TASKS AND EXERCISES:
1. Answer these questions from the blog entries, each on its own line:
(a) Roughly how many hours did the maths portfolio take?
(b) What mark does the writer want at least?
(c) At what time is the concert going to start?
2. Please write out the part of the blog entries starting at "Monday, August 21, 2006" and ending at "sad. REAL sad.", keeping every word and character unchanged.
3. Summarize the blog entries in two sentences.

DOCUMENT TEXT:
# # # #
Monday, August 21, 2006

SO. the maths portfolio that has eaten away roughly 6 hours of my life is finally DONE.

i dun noe about u all, but my entire portfolio was typed out, right down to all the equation proofs and all. i do want my work to look good, who cares if it doesnt contribute to my final mark, and my handwriting also not say veri nice.

and after i put in so much effort and time into a piece of work like this, it becomes like an artpiece, embodying a piece of me. sure its not perfect, but i did put a lot of effort into this.

I WANT MY 15/20 AT LEAST.

if not.. i'll be sad. REAL sad.

Saturday, August 19, 2006


ok oops so its gonna start at 5:30. but still, DUN BE LATE cos my concerto is THE FIRST ITEM. and also, the concert is going to be a bit long, so do come on time so we can end not too late.
# # # #
DATA:
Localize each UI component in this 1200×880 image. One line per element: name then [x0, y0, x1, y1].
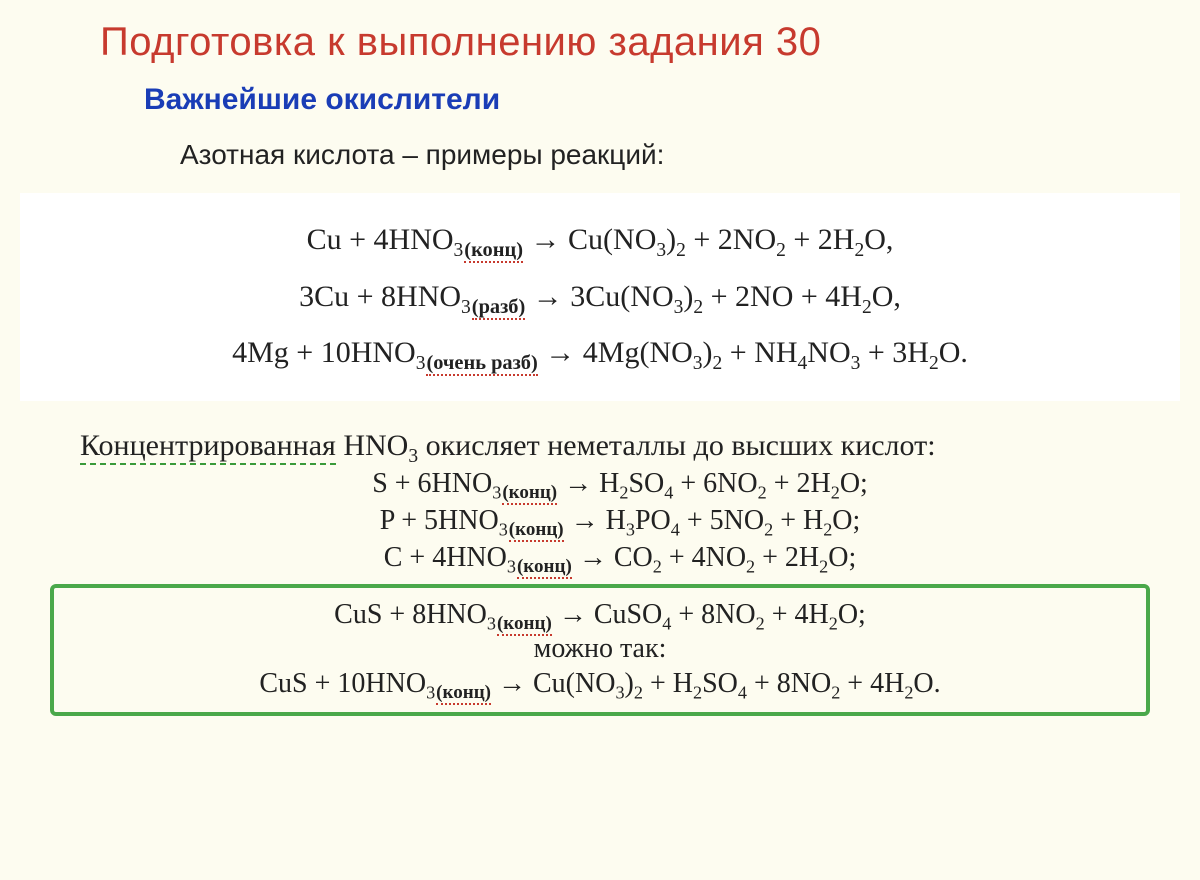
# # # #
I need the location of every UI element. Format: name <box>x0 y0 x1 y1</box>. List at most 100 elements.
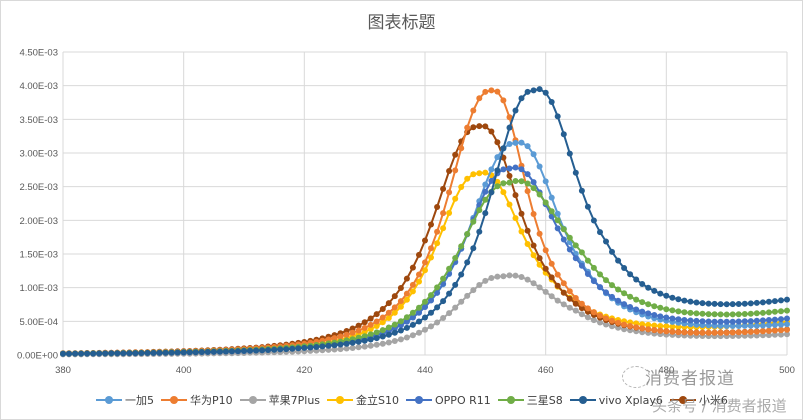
# # # #
ANSWER SET:
1.
(a) Roughly 6 hours.
(b) 15/20.
(c) 5:30.

2.
Monday, August 21, 2006

SO. the maths portfolio that has eaten away roughly 6 hours of my life is finally DONE.

i dun noe about u all, but my entire portfolio was typed out, right down to all the equation proofs and all. i do want my work to look good, who cares if it doesnt contribute to my final mark, and my handwriting also not say veri nice.

and after i put in so much effort and time into a piece of work like this, it becomes like an artpiece, embodying a piece of me. sure its not perfect, but i did put a lot of effort into this.

I WANT MY 15/20 AT LEAST.

if not.. i'll be sad. REAL sad.

3. The writer has finished a fully typed maths portfolio that took roughly 6 hours, sees it as an artpiece that embodies a piece of the writer, and wants at least 15/20 for it. In an earlier entry, the writer says the concert will start at 5:30 and asks people not to be late, since the writer's concerto is the first item and the concert will be a bit long.